• **DO THIS**
Turn every line of the data below into a numbered list, skipping any blank lines. Leave the pictures out of your answer.
--- Start PROVIDED DATA ---
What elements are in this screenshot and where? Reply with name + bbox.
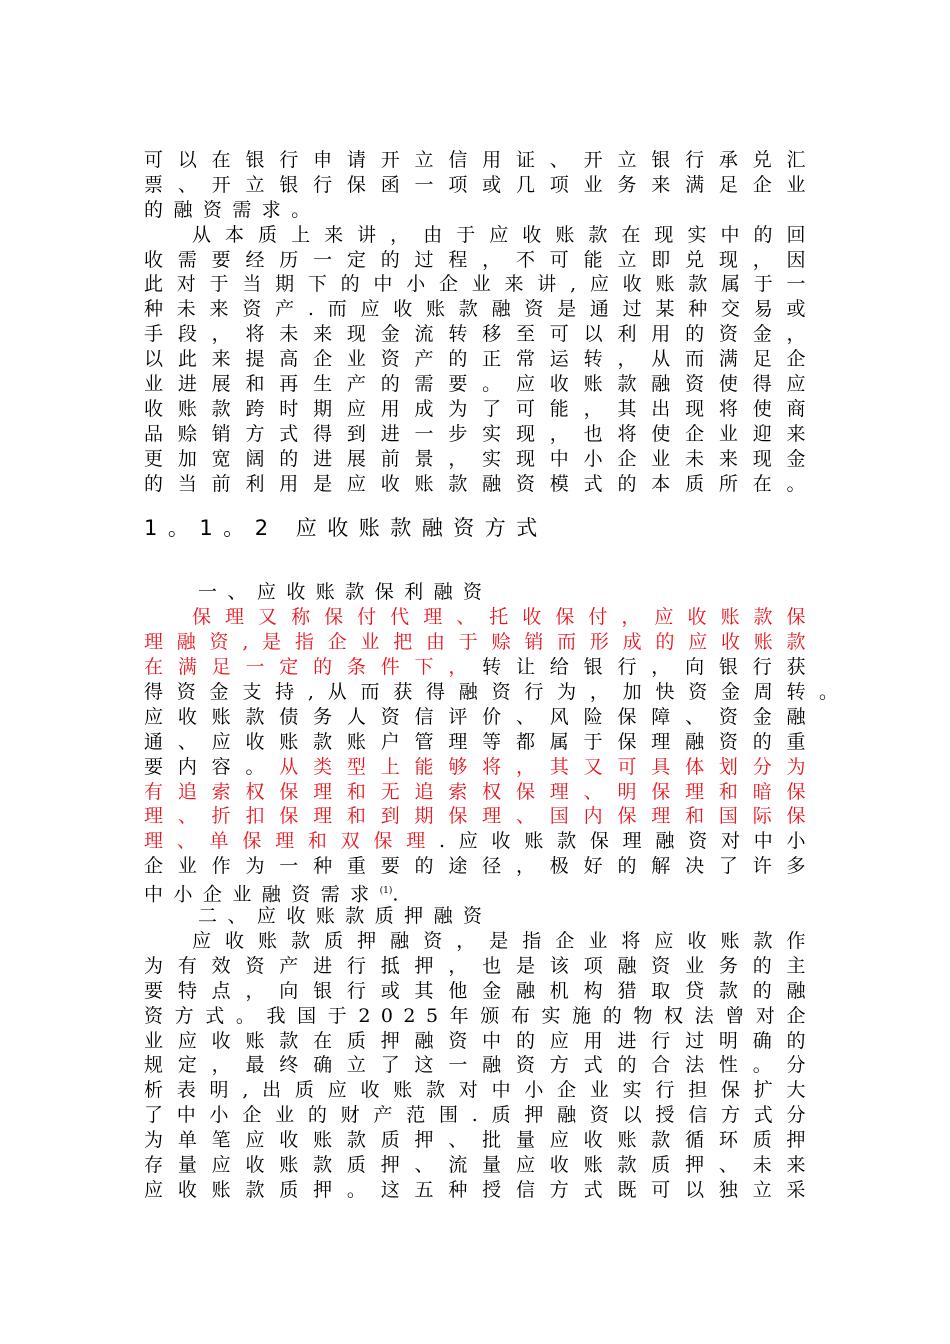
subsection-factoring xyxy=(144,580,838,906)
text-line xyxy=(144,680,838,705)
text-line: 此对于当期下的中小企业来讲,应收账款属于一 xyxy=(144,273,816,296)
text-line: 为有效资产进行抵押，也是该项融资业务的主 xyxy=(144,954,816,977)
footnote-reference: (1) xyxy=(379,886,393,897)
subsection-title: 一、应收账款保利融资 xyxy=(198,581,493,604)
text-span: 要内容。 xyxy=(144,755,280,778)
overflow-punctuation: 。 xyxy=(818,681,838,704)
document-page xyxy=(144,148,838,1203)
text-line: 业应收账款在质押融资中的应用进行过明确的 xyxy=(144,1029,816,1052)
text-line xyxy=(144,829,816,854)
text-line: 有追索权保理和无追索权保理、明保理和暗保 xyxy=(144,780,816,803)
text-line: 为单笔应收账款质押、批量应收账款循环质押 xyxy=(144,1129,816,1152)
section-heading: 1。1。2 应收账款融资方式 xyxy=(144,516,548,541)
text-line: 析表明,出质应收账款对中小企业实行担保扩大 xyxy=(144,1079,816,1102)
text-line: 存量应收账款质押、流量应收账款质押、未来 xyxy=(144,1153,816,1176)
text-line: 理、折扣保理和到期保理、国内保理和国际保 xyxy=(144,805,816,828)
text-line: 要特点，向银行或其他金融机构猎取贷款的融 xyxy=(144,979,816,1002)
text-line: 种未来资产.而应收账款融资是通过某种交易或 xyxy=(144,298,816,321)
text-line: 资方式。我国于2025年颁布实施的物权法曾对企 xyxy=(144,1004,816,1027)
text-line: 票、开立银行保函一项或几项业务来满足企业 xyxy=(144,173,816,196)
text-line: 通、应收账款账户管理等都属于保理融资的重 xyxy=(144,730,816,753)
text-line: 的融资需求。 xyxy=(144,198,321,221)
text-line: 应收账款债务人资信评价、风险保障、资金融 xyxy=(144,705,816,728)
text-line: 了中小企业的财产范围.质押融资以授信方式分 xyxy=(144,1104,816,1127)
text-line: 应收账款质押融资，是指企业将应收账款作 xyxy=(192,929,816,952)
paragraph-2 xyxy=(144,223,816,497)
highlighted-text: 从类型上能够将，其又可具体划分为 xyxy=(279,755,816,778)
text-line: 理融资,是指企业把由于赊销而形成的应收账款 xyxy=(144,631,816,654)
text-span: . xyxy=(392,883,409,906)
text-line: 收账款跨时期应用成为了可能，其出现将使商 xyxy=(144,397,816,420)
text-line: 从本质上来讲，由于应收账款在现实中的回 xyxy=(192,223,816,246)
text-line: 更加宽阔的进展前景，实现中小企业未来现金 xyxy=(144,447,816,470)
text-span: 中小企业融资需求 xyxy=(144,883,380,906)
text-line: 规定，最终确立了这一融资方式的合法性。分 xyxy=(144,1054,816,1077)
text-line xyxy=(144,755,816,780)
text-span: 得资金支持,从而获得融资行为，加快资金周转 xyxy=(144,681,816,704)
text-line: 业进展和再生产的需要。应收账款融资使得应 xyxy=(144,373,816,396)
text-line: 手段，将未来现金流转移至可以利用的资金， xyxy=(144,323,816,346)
--- End PROVIDED DATA ---
• **RESULT OF THE TASK**
1. What elements are in this screenshot and where? Reply with name + bbox.
2. subsection-factoring xyxy=(144,580,838,906)
3. text-line xyxy=(144,680,838,705)
4. text-line: 此对于当期下的中小企业来讲,应收账款属于一 xyxy=(144,273,816,296)
5. text-line: 为有效资产进行抵押，也是该项融资业务的主 xyxy=(144,954,816,977)
6. footnote-reference: (1) xyxy=(379,886,393,897)
7. subsection-title: 一、应收账款保利融资 xyxy=(198,581,493,604)
8. text-span: 要内容。 xyxy=(144,755,280,778)
9. overflow-punctuation: 。 xyxy=(818,681,838,704)
10. document-page xyxy=(144,148,838,1203)
11. text-line: 业应收账款在质押融资中的应用进行过明确的 xyxy=(144,1029,816,1052)
12. text-line xyxy=(144,829,816,854)
13. text-line: 有追索权保理和无追索权保理、明保理和暗保 xyxy=(144,780,816,803)
14. text-line: 为单笔应收账款质押、批量应收账款循环质押 xyxy=(144,1129,816,1152)
15. section-heading: 1。1。2 应收账款融资方式 xyxy=(144,516,548,541)
16. text-line: 析表明,出质应收账款对中小企业实行担保扩大 xyxy=(144,1079,816,1102)
17. text-line: 存量应收账款质押、流量应收账款质押、未来 xyxy=(144,1153,816,1176)
18. text-line: 理、折扣保理和到期保理、国内保理和国际保 xyxy=(144,805,816,828)
19. text-line: 要特点，向银行或其他金融机构猎取贷款的融 xyxy=(144,979,816,1002)
20. text-line: 种未来资产.而应收账款融资是通过某种交易或 xyxy=(144,298,816,321)
21. text-line: 资方式。我国于2025年颁布实施的物权法曾对企 xyxy=(144,1004,816,1027)
22. text-line: 票、开立银行保函一项或几项业务来满足企业 xyxy=(144,173,816,196)
23. text-line: 通、应收账款账户管理等都属于保理融资的重 xyxy=(144,730,816,753)
24. text-line: 的融资需求。 xyxy=(144,198,321,221)
25. text-line: 应收账款债务人资信评价、风险保障、资金融 xyxy=(144,705,816,728)
26. text-line: 了中小企业的财产范围.质押融资以授信方式分 xyxy=(144,1104,816,1127)
27. text-line: 应收账款质押融资，是指企业将应收账款作 xyxy=(192,929,816,952)
28. paragraph-2 xyxy=(144,223,816,497)
29. highlighted-text: 从类型上能够将，其又可具体划分为 xyxy=(279,755,816,778)
30. text-line: 理融资,是指企业把由于赊销而形成的应收账款 xyxy=(144,631,816,654)
31. text-span: . xyxy=(392,883,409,906)
32. text-line: 收账款跨时期应用成为了可能，其出现将使商 xyxy=(144,397,816,420)
33. text-line: 从本质上来讲，由于应收账款在现实中的回 xyxy=(192,223,816,246)
34. text-line: 更加宽阔的进展前景，实现中小企业未来现金 xyxy=(144,447,816,470)
35. text-span: 中小企业融资需求 xyxy=(144,883,380,906)
36. text-line: 规定，最终确立了这一融资方式的合法性。分 xyxy=(144,1054,816,1077)
37. text-line xyxy=(144,755,816,780)
38. text-span: 得资金支持,从而获得融资行为，加快资金周转 xyxy=(144,681,816,704)
39. text-line: 业进展和再生产的需要。应收账款融资使得应 xyxy=(144,373,816,396)
40. text-line: 手段，将未来现金流转移至可以利用的资金， xyxy=(144,323,816,346)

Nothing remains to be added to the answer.